» Consigne:
D'après l'article sur Dunga, combien de fois un journaliste a-t-il compté que Dunga avait crié lors de la finale du Mondial 1998 ?

» Page:
La fausse idée du Brésil

Le sélectionneur évoque les vacances de ses vedettes, le commerce mondial des talents et sa mission : concrétiser des rêves.

Avant le début de la Copa América le tour final du championnat des équipes nationales d’Amérique du Sud, notre Euro, qui a lieu au Venezuela cette année, Dunga avait dirigé 11 matches du Brésil. La seleção en a gagné sept. Elle a été battue 2-0 par le Portugal et a concédé des nuls contre l’Angleterre et la Turquie.

Le Brésil est privé de Ronaldinho et de Kakà pour la Copa America. Les deux vedettes ont expliqué avoir grand besoin de vacances. Dunga reste impassible. C’est d’autant plus étonnant que le joueur s’enflammait pour un rien…

Un journaliste a compté combien de fois vous aviez crié sur vos coéquipiers, le coach et l’arbitre lors de la finale du Mondial 1998. A votre avis ?

Carlos Dunga : Une trentaine de fois ?

127 fois en 90 minutes.

Aïe !

Etait-il agréable de jouer avec vous ?

Probablement pas, mais j’étais mû par la volonté farouche de gagner. Il faut corriger certaines choses en cours de match. Après, c’est trop tard !

Comment vous est-il possible de rester aussi calme depuis que vous êtes sélectionneur ?

Crier ne sert à rien. Les footballeurs ne peuvent pas écouter leur coach pendant un match.

» Documents fournis:
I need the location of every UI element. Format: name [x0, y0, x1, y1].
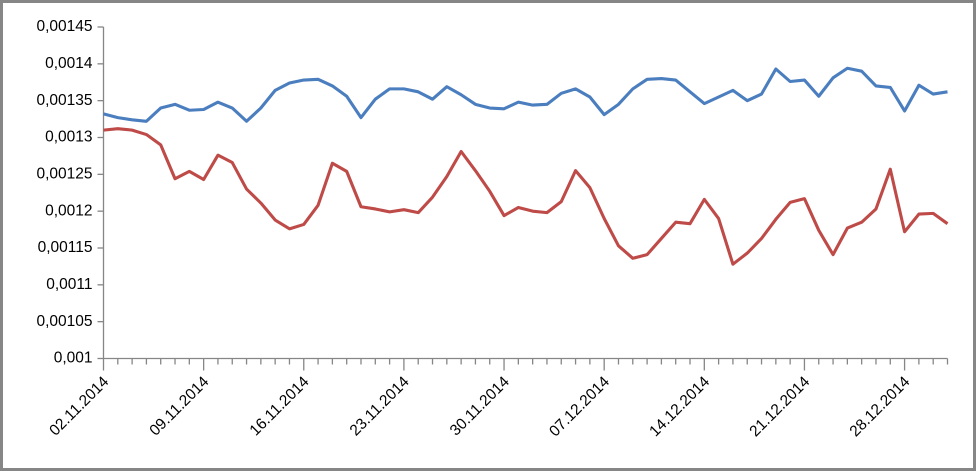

» Réponse:
127 fois en 90 minutes.